■ Written problem
What is the number of lines in the entries that include the word "Chickpeas"? Respond with the number only.
..........
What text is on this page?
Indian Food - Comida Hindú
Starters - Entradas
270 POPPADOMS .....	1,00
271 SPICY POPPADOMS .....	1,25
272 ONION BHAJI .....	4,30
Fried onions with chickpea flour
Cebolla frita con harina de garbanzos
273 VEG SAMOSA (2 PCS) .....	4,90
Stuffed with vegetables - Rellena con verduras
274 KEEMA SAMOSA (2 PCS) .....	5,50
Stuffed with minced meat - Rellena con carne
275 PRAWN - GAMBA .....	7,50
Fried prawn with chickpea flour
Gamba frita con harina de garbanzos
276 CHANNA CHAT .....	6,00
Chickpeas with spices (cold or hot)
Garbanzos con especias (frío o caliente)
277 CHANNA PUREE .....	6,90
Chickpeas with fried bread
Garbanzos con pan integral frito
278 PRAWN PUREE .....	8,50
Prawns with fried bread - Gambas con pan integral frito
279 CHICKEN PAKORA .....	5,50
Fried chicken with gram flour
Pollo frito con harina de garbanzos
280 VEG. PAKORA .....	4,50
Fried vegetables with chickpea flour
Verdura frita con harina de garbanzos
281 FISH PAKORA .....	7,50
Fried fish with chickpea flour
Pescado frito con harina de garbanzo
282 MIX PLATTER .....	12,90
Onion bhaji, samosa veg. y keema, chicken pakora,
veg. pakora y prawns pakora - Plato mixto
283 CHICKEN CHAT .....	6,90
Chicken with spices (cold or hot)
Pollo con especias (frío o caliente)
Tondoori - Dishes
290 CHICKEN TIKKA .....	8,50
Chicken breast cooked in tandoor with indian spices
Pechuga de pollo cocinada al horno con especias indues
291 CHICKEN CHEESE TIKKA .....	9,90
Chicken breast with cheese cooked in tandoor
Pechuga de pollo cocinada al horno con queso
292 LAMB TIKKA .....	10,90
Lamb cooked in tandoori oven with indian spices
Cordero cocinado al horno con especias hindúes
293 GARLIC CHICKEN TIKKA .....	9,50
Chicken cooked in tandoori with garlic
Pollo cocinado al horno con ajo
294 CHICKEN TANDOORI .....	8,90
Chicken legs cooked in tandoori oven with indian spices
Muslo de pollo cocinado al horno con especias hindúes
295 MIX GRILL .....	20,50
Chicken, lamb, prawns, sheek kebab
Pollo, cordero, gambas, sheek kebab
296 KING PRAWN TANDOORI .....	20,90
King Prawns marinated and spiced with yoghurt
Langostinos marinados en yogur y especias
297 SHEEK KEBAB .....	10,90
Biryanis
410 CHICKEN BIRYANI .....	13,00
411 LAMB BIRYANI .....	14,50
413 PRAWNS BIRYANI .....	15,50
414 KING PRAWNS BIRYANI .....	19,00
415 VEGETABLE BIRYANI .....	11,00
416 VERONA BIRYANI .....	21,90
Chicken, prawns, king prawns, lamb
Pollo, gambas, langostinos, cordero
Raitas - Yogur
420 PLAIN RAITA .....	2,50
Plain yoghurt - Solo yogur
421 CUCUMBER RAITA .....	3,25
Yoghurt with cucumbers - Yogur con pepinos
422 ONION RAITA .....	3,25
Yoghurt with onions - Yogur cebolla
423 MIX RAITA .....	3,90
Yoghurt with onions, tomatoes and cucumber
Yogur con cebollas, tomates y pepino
..........
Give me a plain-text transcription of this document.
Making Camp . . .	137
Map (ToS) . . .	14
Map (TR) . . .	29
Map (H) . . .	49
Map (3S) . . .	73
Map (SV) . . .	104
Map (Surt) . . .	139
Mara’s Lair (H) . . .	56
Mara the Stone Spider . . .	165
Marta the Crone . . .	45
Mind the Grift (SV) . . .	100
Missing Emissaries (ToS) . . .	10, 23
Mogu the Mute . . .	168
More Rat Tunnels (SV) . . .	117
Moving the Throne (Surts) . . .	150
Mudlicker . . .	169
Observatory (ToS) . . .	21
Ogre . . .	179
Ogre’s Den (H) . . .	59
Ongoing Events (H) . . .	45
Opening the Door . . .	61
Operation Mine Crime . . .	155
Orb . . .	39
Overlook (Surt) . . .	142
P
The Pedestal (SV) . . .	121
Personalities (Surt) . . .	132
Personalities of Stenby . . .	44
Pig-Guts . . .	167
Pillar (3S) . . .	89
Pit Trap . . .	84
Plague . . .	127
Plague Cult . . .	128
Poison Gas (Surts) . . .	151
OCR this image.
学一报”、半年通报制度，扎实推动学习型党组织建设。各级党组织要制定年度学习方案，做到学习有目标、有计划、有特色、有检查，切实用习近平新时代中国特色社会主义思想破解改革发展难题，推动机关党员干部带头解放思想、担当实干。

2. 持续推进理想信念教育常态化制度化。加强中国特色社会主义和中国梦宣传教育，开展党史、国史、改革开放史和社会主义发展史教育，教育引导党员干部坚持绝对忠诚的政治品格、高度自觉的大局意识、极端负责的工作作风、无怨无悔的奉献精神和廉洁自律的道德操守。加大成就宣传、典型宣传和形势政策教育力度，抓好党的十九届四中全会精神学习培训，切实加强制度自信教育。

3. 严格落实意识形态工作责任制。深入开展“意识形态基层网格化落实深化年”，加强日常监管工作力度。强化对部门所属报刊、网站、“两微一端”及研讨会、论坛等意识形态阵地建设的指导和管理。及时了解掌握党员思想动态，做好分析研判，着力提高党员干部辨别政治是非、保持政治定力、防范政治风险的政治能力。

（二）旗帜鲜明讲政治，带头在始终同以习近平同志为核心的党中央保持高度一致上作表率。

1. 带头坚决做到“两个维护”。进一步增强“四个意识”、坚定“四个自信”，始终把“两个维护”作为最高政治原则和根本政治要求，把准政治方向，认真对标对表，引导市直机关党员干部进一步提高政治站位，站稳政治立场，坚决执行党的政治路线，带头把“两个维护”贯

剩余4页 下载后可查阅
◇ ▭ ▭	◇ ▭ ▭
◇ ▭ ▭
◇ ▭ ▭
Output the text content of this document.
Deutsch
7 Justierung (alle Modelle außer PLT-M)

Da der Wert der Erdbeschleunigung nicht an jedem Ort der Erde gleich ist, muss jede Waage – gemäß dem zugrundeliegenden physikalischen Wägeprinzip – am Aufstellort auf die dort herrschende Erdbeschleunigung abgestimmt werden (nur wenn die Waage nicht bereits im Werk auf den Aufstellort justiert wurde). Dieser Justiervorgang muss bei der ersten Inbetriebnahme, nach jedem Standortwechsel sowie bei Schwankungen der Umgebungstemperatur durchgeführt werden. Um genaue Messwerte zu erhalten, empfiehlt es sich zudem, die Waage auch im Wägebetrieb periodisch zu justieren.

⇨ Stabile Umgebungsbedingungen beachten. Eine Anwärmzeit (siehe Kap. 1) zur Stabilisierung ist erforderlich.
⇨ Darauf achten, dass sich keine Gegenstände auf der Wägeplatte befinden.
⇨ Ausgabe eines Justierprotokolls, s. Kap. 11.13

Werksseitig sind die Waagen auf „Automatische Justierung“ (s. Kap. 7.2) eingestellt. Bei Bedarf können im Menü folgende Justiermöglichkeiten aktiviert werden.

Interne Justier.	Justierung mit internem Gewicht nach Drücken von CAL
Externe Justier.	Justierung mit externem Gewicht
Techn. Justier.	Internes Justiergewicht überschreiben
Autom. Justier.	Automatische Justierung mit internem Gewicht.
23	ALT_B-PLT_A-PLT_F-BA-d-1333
..........
■ Output of the task
2